Write out all of the lines below, exactly and completely.

==== Data to process ====

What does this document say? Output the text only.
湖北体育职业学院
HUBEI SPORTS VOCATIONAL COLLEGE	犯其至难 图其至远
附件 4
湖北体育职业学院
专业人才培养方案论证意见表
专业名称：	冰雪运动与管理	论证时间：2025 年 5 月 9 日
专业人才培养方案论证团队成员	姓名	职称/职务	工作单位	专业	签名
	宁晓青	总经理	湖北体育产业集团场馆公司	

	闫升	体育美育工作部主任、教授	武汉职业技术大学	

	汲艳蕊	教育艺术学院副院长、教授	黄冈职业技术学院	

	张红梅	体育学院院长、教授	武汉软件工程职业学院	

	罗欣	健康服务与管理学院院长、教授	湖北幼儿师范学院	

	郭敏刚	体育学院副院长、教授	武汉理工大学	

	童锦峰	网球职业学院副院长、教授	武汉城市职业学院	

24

====

# Solved exercise
What does this document say? Output the text only.
湖北体育职业学院
HUBEI SPORTS VOCATIONAL COLLEGE	犯其至难 图其至远
附件 4
湖北体育职业学院
专业人才培养方案论证意见表
专业名称：	冰雪运动与管理	论证时间：2025 年 5 月 9 日
专业人才培养方案论证团队成员	姓名	职称/职务	工作单位	专业	签名
	宁晓青	总经理	湖北体育产业集团场馆公司	

	闫升	体育美育工作部主任、教授	武汉职业技术大学	

	汲艳蕊	教育艺术学院副院长、教授	黄冈职业技术学院	

	张红梅	体育学院院长、教授	武汉软件工程职业学院	

	罗欣	健康服务与管理学院院长、教授	湖北幼儿师范学院	

	郭敏刚	体育学院副院长、教授	武汉理工大学	

	童锦峰	网球职业学院副院长、教授	武汉城市职业学院	

24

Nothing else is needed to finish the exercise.